- _Task details_: Wherever a line holds the word "this", copy that line from the data.
--- Records to process Enclosed Below ---
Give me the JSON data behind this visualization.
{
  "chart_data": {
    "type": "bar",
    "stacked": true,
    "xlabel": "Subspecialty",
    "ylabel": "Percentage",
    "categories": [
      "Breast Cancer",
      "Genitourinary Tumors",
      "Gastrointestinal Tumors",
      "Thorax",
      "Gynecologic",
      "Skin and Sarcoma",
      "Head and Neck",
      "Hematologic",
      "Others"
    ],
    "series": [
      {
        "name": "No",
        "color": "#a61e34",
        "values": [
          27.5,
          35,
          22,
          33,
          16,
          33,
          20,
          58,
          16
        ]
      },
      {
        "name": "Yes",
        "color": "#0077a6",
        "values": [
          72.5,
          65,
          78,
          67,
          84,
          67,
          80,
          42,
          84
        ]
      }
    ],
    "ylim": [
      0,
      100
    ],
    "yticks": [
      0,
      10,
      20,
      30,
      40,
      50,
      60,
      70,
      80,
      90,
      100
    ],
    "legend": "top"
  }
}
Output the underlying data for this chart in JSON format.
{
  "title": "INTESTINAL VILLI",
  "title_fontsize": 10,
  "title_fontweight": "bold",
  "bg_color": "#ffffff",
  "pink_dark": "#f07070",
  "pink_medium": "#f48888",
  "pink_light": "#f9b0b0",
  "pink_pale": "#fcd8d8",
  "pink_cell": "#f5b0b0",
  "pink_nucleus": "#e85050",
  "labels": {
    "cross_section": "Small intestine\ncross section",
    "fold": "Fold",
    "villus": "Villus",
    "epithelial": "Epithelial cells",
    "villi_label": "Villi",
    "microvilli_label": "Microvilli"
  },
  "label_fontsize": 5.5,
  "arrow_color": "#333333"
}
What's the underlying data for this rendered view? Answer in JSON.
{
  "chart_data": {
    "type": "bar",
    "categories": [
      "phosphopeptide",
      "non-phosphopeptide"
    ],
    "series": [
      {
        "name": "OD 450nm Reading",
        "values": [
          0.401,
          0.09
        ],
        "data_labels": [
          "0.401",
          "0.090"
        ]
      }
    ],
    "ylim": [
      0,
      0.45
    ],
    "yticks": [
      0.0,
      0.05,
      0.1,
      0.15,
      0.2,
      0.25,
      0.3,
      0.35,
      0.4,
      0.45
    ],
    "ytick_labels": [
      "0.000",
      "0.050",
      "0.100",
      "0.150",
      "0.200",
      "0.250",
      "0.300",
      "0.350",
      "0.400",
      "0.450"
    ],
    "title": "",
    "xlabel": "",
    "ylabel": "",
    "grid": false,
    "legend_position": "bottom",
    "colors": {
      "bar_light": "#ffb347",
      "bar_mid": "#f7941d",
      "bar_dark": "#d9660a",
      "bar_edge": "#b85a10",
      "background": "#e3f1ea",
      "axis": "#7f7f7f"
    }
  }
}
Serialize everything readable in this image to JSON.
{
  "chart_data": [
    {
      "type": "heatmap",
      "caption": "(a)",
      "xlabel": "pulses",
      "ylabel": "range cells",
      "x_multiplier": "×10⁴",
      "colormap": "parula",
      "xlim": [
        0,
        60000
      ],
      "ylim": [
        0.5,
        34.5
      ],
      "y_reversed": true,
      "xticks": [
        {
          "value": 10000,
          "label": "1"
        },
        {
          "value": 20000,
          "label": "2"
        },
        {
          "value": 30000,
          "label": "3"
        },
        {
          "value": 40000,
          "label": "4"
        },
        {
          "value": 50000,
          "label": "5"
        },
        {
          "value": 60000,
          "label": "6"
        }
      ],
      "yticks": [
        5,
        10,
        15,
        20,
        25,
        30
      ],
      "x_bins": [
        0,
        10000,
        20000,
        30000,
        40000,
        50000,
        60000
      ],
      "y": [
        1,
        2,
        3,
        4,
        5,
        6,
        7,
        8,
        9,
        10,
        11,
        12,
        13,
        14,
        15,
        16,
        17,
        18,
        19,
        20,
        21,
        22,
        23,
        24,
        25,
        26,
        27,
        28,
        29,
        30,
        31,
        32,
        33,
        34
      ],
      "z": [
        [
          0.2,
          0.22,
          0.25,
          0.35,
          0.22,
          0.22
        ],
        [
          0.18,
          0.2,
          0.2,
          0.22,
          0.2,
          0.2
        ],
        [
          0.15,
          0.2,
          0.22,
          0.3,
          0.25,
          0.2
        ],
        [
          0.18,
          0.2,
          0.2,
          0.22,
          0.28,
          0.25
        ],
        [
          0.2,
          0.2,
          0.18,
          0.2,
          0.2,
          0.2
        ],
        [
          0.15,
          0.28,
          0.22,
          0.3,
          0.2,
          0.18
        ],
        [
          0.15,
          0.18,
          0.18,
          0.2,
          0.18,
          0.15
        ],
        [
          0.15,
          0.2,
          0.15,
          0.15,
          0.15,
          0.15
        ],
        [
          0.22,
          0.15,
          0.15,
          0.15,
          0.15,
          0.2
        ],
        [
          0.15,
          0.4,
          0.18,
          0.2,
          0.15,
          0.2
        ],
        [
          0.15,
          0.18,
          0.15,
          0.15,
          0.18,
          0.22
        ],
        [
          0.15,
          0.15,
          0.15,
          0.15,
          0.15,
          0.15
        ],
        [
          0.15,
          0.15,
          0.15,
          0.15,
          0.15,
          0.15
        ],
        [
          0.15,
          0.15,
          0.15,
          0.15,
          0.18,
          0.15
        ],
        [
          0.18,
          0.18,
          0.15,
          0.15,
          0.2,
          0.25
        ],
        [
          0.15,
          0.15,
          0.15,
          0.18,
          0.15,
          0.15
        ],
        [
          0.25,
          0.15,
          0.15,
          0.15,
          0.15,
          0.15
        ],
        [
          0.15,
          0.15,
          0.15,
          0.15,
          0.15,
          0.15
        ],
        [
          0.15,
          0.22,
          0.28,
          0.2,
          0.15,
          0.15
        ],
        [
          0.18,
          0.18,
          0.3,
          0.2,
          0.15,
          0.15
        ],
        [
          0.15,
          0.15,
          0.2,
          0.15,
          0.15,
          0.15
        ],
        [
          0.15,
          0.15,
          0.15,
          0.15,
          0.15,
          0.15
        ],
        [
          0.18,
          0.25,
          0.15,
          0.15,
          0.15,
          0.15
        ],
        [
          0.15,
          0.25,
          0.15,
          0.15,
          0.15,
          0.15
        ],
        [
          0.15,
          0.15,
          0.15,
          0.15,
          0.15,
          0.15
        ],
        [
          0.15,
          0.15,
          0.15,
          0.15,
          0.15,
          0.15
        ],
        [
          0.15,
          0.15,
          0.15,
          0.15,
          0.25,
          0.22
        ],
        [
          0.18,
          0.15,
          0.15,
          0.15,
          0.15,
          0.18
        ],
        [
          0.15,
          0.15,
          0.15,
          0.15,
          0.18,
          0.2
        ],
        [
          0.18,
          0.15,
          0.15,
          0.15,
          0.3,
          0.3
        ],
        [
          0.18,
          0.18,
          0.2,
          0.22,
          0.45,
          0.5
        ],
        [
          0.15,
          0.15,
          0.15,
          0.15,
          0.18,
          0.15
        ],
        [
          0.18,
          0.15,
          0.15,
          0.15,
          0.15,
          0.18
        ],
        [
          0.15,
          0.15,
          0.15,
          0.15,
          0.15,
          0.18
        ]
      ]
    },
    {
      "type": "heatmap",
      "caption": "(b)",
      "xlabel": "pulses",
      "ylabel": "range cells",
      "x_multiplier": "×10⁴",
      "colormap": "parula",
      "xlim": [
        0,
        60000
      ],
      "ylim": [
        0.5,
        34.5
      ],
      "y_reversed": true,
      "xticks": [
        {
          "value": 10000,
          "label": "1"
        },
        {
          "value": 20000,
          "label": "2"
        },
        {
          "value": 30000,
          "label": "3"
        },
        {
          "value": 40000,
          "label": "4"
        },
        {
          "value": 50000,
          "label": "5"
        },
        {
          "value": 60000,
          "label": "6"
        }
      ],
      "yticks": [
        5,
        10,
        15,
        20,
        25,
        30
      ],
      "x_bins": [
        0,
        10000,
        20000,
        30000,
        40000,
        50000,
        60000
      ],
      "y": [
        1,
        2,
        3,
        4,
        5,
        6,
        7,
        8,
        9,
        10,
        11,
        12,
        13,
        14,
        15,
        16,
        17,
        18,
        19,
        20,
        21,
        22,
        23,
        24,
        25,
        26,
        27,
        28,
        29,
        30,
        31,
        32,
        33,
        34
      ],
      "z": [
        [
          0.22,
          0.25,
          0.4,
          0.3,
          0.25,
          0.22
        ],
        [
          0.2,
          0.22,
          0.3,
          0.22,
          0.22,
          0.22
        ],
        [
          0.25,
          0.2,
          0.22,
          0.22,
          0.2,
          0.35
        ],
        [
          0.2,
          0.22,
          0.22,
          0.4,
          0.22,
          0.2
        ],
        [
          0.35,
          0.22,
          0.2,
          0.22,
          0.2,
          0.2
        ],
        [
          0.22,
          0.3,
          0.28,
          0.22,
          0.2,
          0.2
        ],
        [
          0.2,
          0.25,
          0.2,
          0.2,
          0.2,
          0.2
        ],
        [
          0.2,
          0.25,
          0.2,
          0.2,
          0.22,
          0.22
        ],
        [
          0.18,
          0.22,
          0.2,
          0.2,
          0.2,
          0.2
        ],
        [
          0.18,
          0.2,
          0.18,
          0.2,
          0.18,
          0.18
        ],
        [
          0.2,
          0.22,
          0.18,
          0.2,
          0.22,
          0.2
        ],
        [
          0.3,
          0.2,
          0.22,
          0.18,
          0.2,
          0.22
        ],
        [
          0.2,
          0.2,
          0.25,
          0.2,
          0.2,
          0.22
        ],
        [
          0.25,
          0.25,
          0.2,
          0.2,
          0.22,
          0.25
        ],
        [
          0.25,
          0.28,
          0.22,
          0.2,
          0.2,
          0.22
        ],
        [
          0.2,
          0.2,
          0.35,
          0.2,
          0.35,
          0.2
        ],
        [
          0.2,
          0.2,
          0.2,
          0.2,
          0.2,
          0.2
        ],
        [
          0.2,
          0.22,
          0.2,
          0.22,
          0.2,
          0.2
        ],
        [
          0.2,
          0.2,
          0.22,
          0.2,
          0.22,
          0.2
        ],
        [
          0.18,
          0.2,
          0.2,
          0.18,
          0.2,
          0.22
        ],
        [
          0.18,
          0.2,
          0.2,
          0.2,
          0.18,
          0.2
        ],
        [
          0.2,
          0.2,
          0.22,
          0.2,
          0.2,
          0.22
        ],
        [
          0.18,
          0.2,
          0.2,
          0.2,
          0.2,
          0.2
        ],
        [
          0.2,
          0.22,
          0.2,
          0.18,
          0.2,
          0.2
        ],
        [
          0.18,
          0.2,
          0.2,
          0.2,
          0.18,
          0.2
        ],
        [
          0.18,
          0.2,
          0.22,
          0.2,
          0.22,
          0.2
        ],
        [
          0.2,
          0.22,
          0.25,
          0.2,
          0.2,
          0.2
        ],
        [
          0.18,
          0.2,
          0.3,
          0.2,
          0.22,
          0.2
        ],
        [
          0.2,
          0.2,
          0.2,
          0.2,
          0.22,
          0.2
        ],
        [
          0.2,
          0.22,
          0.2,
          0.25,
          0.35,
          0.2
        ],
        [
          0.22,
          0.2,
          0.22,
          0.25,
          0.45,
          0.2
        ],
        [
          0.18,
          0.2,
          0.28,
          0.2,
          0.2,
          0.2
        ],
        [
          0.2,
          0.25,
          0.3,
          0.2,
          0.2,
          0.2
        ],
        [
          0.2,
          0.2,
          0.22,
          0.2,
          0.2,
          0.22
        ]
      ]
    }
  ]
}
--- End of Enclosed Records to process ---
- _Finished task_:
Give me the JSON data behind this visualization.
Output the underlying data for this chart in JSON format.
What's the underlying data for this rendered view? Answer in JSON.
Serialize everything readable in this image to JSON.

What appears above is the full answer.